──────── SUPPLIED ENTRIES ────────

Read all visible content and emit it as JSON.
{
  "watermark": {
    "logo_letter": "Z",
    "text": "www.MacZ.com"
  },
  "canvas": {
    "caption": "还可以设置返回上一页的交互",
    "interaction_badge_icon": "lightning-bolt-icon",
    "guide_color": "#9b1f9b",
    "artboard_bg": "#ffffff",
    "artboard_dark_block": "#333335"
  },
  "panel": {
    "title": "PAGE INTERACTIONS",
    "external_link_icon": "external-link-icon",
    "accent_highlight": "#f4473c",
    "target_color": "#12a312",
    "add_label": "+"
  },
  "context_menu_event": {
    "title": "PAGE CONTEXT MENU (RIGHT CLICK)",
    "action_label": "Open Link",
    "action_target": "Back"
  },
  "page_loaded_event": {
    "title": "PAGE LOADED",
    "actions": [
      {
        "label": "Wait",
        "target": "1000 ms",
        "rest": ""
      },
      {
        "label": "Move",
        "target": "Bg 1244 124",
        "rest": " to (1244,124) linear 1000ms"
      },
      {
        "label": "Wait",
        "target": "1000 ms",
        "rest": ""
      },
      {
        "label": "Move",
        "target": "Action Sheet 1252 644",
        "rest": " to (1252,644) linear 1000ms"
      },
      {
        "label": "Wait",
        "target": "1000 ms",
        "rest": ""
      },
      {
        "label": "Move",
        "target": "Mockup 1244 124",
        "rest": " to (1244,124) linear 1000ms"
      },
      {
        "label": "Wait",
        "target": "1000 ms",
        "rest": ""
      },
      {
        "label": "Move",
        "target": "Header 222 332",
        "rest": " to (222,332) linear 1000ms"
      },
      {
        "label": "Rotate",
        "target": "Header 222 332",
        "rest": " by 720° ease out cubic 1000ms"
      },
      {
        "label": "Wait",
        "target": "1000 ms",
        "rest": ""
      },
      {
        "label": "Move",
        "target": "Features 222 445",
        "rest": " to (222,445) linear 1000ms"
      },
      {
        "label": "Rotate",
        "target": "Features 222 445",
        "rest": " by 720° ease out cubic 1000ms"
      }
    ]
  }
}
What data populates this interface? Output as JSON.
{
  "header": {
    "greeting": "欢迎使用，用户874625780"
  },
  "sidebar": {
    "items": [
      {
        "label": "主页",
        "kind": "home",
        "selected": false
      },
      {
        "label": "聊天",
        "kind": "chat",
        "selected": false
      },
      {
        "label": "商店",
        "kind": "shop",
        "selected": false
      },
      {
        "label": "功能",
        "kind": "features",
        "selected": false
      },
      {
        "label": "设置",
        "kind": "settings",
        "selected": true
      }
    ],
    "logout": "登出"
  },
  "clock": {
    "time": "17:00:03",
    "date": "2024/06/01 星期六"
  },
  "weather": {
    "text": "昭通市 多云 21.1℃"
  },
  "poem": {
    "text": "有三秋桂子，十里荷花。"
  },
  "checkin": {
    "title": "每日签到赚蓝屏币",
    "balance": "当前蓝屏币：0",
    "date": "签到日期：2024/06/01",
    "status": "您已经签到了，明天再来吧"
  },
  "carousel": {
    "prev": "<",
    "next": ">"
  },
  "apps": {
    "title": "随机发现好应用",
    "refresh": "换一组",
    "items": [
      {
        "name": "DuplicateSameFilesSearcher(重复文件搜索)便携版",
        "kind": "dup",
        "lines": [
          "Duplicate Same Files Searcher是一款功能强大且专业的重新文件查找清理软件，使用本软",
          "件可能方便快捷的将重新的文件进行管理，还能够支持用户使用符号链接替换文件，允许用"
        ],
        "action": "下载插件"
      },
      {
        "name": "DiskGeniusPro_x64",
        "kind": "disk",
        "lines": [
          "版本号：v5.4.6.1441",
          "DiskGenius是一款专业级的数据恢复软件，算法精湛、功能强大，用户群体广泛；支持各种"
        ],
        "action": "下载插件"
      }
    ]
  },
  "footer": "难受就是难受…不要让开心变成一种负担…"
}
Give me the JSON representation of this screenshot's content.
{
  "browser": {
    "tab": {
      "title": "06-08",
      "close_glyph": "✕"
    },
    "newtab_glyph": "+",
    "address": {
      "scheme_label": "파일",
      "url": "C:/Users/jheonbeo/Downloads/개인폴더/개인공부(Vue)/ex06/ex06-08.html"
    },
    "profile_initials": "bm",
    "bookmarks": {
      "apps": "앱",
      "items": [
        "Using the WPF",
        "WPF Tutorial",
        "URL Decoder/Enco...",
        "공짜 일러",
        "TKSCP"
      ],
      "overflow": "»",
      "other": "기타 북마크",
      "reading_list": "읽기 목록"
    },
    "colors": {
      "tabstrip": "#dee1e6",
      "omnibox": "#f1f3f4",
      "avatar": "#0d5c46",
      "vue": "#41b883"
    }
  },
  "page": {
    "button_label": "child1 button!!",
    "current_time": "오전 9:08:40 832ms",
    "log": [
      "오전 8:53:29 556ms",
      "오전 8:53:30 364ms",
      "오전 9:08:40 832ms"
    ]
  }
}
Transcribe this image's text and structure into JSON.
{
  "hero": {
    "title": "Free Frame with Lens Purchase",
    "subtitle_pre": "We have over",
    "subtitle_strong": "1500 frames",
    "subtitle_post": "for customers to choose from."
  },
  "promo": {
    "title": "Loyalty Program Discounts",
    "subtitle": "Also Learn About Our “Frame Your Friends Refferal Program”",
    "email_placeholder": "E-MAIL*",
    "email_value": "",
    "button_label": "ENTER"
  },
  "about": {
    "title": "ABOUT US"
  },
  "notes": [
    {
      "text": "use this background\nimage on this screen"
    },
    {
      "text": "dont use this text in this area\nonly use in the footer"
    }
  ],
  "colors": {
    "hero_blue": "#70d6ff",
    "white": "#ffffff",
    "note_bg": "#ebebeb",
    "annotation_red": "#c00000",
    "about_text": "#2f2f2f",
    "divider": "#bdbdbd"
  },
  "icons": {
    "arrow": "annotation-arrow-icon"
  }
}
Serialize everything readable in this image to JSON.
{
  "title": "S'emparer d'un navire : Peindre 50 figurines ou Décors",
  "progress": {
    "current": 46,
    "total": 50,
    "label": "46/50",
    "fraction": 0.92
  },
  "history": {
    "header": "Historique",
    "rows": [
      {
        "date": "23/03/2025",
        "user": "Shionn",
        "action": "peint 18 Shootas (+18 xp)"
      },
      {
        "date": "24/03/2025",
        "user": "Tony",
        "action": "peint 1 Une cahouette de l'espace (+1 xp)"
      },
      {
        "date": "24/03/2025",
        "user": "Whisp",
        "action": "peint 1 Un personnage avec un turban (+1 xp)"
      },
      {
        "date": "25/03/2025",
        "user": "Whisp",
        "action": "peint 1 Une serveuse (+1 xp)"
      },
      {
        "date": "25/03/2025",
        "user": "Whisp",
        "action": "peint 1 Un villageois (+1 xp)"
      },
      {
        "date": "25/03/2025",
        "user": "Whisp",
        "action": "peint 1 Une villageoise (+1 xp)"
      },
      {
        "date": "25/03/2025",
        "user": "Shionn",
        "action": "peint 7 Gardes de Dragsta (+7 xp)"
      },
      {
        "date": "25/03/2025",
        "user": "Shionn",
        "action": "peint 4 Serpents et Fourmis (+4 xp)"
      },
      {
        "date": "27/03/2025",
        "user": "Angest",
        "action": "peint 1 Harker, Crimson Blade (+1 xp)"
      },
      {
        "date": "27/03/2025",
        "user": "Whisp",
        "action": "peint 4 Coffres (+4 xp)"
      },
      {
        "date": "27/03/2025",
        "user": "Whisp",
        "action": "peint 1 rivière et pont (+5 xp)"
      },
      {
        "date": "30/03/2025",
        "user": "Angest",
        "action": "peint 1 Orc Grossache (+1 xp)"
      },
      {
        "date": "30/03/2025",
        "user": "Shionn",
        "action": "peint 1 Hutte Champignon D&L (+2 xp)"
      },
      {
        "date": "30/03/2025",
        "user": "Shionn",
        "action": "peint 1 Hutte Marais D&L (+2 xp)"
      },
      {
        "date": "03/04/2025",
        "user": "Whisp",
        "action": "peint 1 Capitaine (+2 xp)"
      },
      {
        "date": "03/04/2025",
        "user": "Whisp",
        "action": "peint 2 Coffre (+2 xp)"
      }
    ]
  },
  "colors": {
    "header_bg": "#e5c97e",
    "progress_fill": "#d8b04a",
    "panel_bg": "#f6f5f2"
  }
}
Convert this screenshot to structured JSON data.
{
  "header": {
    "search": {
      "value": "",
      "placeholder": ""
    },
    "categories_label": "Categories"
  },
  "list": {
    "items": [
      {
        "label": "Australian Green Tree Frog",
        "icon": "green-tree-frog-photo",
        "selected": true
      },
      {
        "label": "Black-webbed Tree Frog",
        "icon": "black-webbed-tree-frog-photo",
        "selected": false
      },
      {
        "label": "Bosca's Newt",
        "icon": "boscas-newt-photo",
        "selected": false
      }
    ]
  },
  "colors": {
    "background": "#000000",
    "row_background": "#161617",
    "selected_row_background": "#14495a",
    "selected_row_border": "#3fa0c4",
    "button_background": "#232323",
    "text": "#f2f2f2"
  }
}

────────

> _EXERCISE GOAL_
Reply with nothing but a number: how many lines of the entries above contain the string "Hutte"?

> _RESULT BELOW_
2